Boston Celtics statistics
| Player | GP | GS | MPG | FG% | 3P% | FT% | RPG | APG | SPG | BPG | PPG |
|---|---|---|---|---|---|---|---|---|---|---|---|
| Danny Ainge | 6 | 6 | 39.0 | .500 | .429 | 1.000 | 3.0 | 5.0 | 1.2 | 0.3 | 12.5 |
| Larry Bird | 6 | 6 | 42.3 | .445 | .500 | .921 | 10.0 | 5.5 | 1.2 | 1.2 | 24.2 |
| Darren Daye | 6 | 0 | 8.3 | .625 | .000 | 1.000 | 1.3 | 0.7 | 0.2 | 0.2 | 4.5 |
| Conner Henry | 4 | 0 | 3.8 | .444 | .000 | .500 | 0.8 | 0.0 | 0.0 | 0.0 | 2.5 |
| Dennis Johnson | 6 | 6 | 40.7 | .481 | .125 | .885 | 4.3 | 9.3 | 0.5 | 0.5 | 21.0 |
| Greg Kite | 6 | 0 | 12.7 | .222 | .000 | .500 | 3.0 | 0.8 | 0.3 | 0.8 | 0.8 |
| Kevin McHale | 6 | 6 | 38.5 | .585 | .000 | .818 | 9.0 | 2.0 | 0.2 | 1.0 | 20.5 |
| Robert Parish | 6 | 6 | 30.5 | .592 | .000 | .593 | 6.5 | 1.2 | 0.8 | 1.2 | 16.7 |
| Fred Roberts | 5 | 0 | 8.0 | .727 | .000 | .545 | 1.8 | 0.6 | 0.2 | 0.0 | 4.4 |
| Jerry Sichting | 6 | 0 | 9.3 | .267 | .000 | .000 | 0.7 | 1.8 | 0.3 | 0.0 | 1.3 |
| Sam Vincent | 4 | 0 | 8.3 | .500 | .000 | .700 | 1.0 | 1.3 | 0.3 | 0.3 | 4.8 |
| Bill Walton | 5 | 0 | 4.8 | .600 | .000 | .000 | 1.0 | 0.2 | 0.0 | 0.2 | 1.2 |

==Television coverage==
The Boston Celtics season documentary Home of the Brave, narrated by David Perry, recaps Boston's 1987 season while the Los Angeles Lakers documentary Drive for Five, narrated by legendary Lakers announcer Chick Hearn, recaps the Lakers' magnificent 1987 season in route to a fourth title of the 1980s.

CBS' James Brown filled in for Pat O'Brien when he attended the birth of his son. Brown was on for Games 3 and 4. Both Brown and O'Brien reported on the Lakers' sideline. While Lesley Visser was on for all the games as sideline reporter for CBS as she reported on the Celtics' sideline.

▶ Assignment A: Copy the Celtics text word for word, everything from "CBS' James Brown" down to "the Celtics' sideline.".
▶ Assignment B: According to the Celtics text, who narrated the Boston Celtics documentary Home of the Brave?
You won't need the records that come after the Celtics text.

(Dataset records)

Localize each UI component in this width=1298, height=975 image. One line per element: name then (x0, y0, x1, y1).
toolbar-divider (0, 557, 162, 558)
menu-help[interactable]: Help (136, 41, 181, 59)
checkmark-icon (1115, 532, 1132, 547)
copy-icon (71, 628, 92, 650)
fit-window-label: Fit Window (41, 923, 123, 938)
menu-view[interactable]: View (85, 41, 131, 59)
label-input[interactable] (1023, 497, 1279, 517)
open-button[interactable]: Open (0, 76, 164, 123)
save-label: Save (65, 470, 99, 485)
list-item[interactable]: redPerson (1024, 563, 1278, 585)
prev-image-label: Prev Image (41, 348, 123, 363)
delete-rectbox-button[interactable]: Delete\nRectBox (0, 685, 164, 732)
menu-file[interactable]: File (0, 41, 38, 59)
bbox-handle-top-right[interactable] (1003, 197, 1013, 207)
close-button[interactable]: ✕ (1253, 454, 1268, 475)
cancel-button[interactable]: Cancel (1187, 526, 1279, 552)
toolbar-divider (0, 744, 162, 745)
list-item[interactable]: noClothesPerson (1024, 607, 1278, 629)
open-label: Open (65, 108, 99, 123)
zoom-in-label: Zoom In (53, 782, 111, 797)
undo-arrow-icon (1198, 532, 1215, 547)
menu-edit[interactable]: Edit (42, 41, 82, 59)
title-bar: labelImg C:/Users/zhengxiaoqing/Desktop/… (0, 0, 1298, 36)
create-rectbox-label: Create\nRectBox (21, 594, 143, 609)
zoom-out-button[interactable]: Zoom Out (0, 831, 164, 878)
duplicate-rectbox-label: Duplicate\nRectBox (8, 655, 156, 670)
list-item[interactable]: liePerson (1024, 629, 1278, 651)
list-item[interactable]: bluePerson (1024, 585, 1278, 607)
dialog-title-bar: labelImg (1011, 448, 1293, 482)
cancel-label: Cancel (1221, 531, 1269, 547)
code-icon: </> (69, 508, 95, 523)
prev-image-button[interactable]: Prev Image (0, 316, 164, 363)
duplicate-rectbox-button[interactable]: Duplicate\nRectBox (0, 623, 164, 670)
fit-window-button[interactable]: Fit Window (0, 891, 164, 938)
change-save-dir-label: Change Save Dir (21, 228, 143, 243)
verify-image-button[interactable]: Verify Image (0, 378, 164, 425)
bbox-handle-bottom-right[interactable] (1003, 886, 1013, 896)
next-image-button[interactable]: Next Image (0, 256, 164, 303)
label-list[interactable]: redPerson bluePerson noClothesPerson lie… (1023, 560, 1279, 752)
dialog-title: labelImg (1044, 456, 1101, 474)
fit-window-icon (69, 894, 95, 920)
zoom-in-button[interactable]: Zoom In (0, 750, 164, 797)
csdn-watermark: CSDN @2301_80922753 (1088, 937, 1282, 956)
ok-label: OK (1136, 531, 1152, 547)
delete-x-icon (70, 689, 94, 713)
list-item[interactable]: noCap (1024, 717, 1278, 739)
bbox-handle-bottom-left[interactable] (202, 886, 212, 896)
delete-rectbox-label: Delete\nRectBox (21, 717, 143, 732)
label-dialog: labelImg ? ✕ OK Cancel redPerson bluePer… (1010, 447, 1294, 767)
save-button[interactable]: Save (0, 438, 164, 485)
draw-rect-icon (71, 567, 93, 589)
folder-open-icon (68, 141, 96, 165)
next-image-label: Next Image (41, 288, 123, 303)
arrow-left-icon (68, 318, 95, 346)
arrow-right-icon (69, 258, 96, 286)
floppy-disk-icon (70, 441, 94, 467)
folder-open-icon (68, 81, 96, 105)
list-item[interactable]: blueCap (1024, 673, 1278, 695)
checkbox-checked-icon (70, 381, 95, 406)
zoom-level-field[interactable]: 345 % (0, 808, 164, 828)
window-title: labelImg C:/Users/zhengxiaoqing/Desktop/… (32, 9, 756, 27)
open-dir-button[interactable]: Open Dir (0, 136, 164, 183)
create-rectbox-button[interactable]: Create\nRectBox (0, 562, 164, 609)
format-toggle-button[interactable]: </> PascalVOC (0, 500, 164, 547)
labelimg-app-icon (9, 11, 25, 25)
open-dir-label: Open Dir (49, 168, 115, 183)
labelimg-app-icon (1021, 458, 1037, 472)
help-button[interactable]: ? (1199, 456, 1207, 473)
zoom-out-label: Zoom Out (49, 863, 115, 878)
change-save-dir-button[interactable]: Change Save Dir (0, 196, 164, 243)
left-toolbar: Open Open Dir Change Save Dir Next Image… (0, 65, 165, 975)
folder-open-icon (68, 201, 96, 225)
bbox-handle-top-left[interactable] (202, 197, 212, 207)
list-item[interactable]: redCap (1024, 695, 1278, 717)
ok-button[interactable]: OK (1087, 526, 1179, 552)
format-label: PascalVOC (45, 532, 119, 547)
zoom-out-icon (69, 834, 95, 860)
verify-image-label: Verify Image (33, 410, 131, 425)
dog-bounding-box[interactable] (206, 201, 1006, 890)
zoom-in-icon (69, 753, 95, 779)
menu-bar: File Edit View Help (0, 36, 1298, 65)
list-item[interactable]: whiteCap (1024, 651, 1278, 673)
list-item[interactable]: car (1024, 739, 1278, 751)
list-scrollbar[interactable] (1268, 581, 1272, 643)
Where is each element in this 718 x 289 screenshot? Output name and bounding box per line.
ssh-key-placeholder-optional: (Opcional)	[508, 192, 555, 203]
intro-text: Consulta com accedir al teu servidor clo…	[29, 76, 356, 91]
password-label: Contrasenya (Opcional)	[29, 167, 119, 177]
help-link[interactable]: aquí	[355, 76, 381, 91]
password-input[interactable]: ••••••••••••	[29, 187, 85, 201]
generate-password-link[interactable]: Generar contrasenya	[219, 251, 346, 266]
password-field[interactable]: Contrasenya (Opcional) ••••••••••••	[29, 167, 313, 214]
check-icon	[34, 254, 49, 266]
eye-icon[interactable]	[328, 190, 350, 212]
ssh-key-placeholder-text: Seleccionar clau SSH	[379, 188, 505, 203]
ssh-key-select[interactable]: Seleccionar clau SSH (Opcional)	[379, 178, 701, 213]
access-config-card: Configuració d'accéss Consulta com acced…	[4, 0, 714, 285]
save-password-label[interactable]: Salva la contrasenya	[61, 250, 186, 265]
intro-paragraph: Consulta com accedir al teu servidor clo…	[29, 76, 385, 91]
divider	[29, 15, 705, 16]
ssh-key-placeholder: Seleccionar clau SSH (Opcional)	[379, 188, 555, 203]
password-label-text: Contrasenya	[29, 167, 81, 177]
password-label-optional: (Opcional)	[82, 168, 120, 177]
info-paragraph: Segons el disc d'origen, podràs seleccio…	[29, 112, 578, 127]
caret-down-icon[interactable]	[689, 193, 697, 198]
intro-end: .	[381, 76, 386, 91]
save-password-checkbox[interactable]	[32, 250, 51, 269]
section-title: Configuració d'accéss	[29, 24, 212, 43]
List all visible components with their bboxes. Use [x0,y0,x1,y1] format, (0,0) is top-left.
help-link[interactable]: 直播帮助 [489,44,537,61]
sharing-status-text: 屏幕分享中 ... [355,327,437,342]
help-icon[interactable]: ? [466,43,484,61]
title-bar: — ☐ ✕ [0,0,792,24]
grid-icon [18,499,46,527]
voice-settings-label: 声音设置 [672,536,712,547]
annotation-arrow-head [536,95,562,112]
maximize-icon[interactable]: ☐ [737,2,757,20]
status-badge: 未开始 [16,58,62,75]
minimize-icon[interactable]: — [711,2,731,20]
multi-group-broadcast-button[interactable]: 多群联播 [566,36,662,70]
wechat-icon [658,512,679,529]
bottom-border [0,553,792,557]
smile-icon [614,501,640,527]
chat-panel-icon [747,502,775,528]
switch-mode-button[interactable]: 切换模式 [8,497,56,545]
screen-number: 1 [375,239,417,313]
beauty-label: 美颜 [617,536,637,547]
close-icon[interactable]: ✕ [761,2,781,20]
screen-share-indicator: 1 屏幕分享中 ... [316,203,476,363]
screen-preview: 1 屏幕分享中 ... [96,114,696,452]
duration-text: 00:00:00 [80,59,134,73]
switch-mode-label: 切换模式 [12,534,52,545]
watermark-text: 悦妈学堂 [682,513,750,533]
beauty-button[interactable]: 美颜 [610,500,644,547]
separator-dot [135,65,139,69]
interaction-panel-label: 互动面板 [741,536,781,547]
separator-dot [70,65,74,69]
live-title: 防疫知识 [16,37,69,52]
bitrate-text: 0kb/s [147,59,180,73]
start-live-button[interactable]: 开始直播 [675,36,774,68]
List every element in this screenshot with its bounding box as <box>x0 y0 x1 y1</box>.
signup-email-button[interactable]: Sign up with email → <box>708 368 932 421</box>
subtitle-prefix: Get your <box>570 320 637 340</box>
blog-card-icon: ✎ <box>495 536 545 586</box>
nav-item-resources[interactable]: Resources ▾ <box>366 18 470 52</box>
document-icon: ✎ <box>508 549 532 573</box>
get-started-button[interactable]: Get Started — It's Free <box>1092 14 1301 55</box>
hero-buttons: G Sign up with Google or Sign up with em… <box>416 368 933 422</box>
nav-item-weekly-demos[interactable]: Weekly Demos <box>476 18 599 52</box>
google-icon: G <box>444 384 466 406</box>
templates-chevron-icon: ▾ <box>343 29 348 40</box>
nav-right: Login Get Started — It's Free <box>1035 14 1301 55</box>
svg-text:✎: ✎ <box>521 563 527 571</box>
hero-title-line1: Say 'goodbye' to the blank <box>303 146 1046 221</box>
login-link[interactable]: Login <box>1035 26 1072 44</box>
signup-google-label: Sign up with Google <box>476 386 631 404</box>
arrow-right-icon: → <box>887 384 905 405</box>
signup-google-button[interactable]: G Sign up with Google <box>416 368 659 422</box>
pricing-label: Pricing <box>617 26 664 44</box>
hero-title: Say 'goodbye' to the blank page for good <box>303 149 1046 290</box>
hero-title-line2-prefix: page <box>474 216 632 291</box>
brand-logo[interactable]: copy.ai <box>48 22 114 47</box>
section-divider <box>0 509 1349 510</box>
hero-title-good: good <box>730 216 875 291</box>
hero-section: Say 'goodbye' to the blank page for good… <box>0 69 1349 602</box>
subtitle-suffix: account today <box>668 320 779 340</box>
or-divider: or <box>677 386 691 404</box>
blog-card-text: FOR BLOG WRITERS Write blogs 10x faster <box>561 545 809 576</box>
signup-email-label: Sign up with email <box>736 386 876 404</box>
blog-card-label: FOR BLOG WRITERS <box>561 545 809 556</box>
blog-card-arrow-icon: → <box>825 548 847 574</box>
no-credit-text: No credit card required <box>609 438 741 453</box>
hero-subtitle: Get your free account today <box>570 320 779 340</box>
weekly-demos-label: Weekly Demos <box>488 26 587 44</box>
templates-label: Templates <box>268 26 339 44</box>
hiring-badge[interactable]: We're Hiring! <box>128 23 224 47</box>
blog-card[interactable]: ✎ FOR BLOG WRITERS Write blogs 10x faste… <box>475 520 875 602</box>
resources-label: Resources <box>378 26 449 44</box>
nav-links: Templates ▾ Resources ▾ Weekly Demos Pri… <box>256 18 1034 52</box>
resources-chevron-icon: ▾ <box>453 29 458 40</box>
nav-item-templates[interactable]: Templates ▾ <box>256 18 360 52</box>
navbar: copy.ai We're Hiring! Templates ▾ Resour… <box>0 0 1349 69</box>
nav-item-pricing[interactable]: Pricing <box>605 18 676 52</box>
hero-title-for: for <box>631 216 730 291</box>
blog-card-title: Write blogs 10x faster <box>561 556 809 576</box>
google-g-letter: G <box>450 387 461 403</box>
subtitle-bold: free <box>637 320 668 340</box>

▶ Task output A:
CBS' James Brown filled in for Pat O'Brien when he attended the birth of his son. Brown was on for Games 3 and 4. Both Brown and O'Brien reported on the Lakers' sideline. While Lesley Visser was on for all the games as sideline reporter for CBS as she reported on the Celtics' sideline.

▶ Task output B: David Perry